Do this — Retype the whole listing verbatim and keep the pictures out of it.
Begin Information provided
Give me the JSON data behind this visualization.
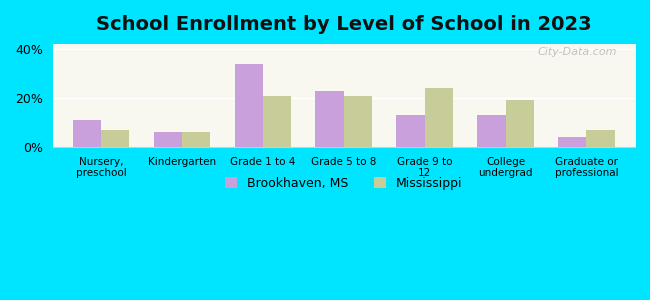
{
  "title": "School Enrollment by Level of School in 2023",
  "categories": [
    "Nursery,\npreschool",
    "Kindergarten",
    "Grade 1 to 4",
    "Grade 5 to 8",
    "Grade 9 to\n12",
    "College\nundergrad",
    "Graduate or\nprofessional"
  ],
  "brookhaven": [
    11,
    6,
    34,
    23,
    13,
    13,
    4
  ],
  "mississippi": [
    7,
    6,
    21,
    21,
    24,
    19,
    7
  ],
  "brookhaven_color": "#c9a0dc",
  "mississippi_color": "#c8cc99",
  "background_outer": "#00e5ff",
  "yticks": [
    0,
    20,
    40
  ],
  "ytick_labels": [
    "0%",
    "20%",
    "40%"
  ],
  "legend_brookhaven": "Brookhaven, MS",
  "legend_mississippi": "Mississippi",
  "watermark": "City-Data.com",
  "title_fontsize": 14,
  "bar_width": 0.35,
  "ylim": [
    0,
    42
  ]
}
End Information provided
Task output —
Give me the JSON data behind this visualization.
{
  "title": "School Enrollment by Level of School in 2023",
  "categories": [
    "Nursery,\npreschool",
    "Kindergarten",
    "Grade 1 to 4",
    "Grade 5 to 8",
    "Grade 9 to\n12",
    "College\nundergrad",
    "Graduate or\nprofessional"
  ],
  "brookhaven": [
    11,
    6,
    34,
    23,
    13,
    13,
    4
  ],
  "mississippi": [
    7,
    6,
    21,
    21,
    24,
    19,
    7
  ],
  "brookhaven_color": "#c9a0dc",
  "mississippi_color": "#c8cc99",
  "background_outer": "#00e5ff",
  "yticks": [
    0,
    20,
    40
  ],
  "ytick_labels": [
    "0%",
    "20%",
    "40%"
  ],
  "legend_brookhaven": "Brookhaven, MS",
  "legend_mississippi": "Mississippi",
  "watermark": "City-Data.com",
  "title_fontsize": 14,
  "bar_width": 0.35,
  "ylim": [
    0,
    42
  ]
}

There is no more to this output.